▶ [AIM OF THE EXERCISE]:
Quote the records below word for word, omitting the pictures.

#### DATA SUPPLIED ####

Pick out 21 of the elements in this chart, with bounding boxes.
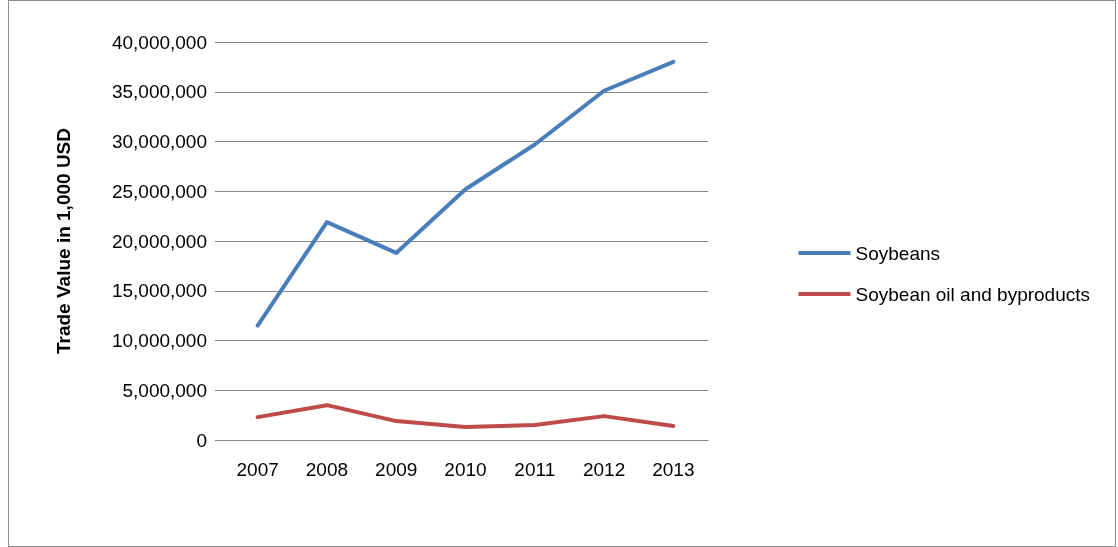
legend-label: Soybeans <box>855 242 941 264</box>
y-tick-label: 30,000,000 <box>111 131 207 152</box>
y-tick-label: 35,000,000 <box>111 81 207 103</box>
y-tick-label: 10,000,000 <box>111 330 207 351</box>
x-tick-label: 2013 <box>652 459 695 480</box>
y-axis-title: Trade Value in 1,000 USD <box>53 128 74 354</box>
legend-label: Soybean oil and byproducts <box>855 283 1091 305</box>
x-tick-label: 2007 <box>236 459 279 480</box>
x-tick-label: 2008 <box>305 459 349 480</box>
x-tick-label: 2009 <box>375 459 418 480</box>
y-tick-label: 25,000,000 <box>111 180 207 202</box>
line-series <box>255 403 676 430</box>
y-tick-label: 0 <box>196 429 207 451</box>
x-tick-label: 2012 <box>582 459 626 480</box>
x-tick-label: 2010 <box>444 459 487 480</box>
line-series <box>255 59 676 328</box>
y-tick-label: 15,000,000 <box>111 280 207 302</box>
y-tick-label: 5,000,000 <box>122 379 207 401</box>
x-tick-label: 2011 <box>514 459 556 480</box>
y-tick-label: 20,000,000 <box>111 230 207 252</box>
y-tick-label: 40,000,000 <box>111 31 207 53</box>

####

▶ [EXERCISE ANSWER]:
Pick out 21 of the elements in this chart, with bounding boxes.
legend-label: Soybeans <box>855 242 941 264</box>
y-tick-label: 30,000,000 <box>111 131 207 152</box>
y-tick-label: 35,000,000 <box>111 81 207 103</box>
y-tick-label: 10,000,000 <box>111 330 207 351</box>
x-tick-label: 2013 <box>652 459 695 480</box>
y-axis-title: Trade Value in 1,000 USD <box>53 128 74 354</box>
legend-label: Soybean oil and byproducts <box>855 283 1091 305</box>
x-tick-label: 2007 <box>236 459 279 480</box>
x-tick-label: 2008 <box>305 459 349 480</box>
x-tick-label: 2009 <box>375 459 418 480</box>
y-tick-label: 25,000,000 <box>111 180 207 202</box>
line-series <box>255 403 676 430</box>
y-tick-label: 0 <box>196 429 207 451</box>
x-tick-label: 2012 <box>582 459 626 480</box>
x-tick-label: 2010 <box>444 459 487 480</box>
line-series <box>255 59 676 328</box>
y-tick-label: 15,000,000 <box>111 280 207 302</box>
y-tick-label: 5,000,000 <box>122 379 207 401</box>
x-tick-label: 2011 <box>514 459 556 480</box>
y-tick-label: 20,000,000 <box>111 230 207 252</box>
y-tick-label: 40,000,000 <box>111 31 207 53</box>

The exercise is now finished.